start Listed records

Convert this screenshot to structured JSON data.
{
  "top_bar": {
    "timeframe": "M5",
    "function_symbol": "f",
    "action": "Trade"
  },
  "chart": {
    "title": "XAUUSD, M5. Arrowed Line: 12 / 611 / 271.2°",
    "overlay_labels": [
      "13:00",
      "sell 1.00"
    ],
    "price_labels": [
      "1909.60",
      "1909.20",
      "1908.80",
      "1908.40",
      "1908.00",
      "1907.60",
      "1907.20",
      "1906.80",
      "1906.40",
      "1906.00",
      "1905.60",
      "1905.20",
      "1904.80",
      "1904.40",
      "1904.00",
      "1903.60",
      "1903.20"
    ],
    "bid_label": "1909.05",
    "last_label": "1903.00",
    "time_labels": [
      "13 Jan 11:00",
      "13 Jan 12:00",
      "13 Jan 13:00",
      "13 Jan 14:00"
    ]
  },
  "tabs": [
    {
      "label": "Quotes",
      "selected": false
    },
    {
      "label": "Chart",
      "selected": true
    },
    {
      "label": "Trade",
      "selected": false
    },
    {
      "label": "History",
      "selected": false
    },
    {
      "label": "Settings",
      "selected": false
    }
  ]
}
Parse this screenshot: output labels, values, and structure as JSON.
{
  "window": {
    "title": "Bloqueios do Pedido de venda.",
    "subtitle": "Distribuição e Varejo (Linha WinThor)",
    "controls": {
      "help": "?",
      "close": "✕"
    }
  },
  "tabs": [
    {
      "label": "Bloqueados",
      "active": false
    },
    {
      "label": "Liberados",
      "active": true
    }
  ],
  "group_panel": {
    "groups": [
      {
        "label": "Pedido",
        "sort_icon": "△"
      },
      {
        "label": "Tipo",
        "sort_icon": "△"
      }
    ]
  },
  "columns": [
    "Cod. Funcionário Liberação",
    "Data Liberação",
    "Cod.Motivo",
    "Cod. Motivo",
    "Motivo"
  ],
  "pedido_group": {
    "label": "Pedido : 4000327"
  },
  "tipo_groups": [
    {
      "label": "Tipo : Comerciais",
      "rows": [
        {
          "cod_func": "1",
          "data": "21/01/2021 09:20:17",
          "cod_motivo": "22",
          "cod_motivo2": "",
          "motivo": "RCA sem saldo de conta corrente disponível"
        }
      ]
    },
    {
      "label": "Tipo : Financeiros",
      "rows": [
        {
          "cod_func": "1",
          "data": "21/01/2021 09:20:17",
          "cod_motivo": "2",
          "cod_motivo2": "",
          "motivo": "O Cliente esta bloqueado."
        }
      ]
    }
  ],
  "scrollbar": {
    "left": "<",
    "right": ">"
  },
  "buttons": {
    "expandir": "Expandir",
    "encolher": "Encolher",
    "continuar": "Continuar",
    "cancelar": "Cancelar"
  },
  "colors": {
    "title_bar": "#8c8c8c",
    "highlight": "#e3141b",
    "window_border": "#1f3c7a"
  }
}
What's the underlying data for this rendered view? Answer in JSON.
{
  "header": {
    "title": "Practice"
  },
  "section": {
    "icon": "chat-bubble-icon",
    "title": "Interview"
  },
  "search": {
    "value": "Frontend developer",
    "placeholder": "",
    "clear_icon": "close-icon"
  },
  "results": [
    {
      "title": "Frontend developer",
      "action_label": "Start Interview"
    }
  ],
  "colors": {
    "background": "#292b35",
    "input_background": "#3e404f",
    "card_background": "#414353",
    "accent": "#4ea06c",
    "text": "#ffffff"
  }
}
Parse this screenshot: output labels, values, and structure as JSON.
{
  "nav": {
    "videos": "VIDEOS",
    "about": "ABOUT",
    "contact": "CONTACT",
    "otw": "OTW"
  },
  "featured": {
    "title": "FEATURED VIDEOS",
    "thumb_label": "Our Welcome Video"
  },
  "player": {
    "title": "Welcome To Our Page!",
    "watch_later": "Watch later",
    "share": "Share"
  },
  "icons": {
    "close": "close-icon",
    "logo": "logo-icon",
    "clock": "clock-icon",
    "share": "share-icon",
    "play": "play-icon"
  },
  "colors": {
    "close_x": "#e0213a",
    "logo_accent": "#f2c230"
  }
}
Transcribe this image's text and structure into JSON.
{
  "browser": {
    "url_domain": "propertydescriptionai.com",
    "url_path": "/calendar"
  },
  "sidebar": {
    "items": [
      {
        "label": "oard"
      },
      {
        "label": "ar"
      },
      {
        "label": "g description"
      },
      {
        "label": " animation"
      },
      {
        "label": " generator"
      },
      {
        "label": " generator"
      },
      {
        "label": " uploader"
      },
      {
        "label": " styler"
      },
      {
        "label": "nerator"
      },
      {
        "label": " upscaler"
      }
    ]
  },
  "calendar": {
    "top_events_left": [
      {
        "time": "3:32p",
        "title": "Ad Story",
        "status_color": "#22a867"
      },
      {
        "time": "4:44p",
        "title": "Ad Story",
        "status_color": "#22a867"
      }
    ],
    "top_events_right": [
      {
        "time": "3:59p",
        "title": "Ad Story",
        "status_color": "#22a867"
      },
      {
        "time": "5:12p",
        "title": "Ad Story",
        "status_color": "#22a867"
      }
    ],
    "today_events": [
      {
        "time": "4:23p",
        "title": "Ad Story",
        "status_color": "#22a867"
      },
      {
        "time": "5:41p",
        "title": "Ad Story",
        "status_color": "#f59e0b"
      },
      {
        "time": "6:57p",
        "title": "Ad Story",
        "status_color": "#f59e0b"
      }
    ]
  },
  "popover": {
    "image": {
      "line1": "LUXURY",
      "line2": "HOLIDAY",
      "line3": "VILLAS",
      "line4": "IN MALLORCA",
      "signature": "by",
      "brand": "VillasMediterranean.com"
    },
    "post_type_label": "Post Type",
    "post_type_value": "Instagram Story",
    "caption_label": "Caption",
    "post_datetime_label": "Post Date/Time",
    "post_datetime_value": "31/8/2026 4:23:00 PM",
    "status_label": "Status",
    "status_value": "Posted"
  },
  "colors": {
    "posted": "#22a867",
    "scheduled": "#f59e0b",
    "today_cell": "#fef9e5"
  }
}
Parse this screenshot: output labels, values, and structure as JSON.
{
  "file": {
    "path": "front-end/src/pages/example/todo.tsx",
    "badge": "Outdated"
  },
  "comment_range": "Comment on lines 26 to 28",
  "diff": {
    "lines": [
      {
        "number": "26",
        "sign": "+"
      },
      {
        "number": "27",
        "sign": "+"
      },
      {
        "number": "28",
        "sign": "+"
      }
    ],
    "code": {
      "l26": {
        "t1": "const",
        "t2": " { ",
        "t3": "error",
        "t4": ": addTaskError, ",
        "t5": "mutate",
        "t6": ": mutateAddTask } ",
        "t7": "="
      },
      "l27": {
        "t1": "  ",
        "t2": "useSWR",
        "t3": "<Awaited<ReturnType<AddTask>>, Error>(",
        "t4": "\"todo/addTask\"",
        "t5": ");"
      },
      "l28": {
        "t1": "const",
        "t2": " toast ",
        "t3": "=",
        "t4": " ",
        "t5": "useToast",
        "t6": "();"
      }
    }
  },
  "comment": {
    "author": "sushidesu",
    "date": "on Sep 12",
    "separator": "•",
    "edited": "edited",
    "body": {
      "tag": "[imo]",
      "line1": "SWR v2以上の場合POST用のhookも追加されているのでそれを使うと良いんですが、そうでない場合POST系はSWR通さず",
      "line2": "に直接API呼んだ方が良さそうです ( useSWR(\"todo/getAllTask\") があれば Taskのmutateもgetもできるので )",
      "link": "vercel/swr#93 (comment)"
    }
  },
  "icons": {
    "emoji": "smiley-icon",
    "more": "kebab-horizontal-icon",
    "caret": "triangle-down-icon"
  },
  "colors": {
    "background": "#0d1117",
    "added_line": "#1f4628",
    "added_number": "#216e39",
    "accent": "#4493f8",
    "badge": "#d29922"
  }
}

end Listed records

Your objective
Find and copy every line in the entries above where the string "text" occurs.

Written solution
    "text": "#ffffff"
Transcribe this image's text and structure into JSON.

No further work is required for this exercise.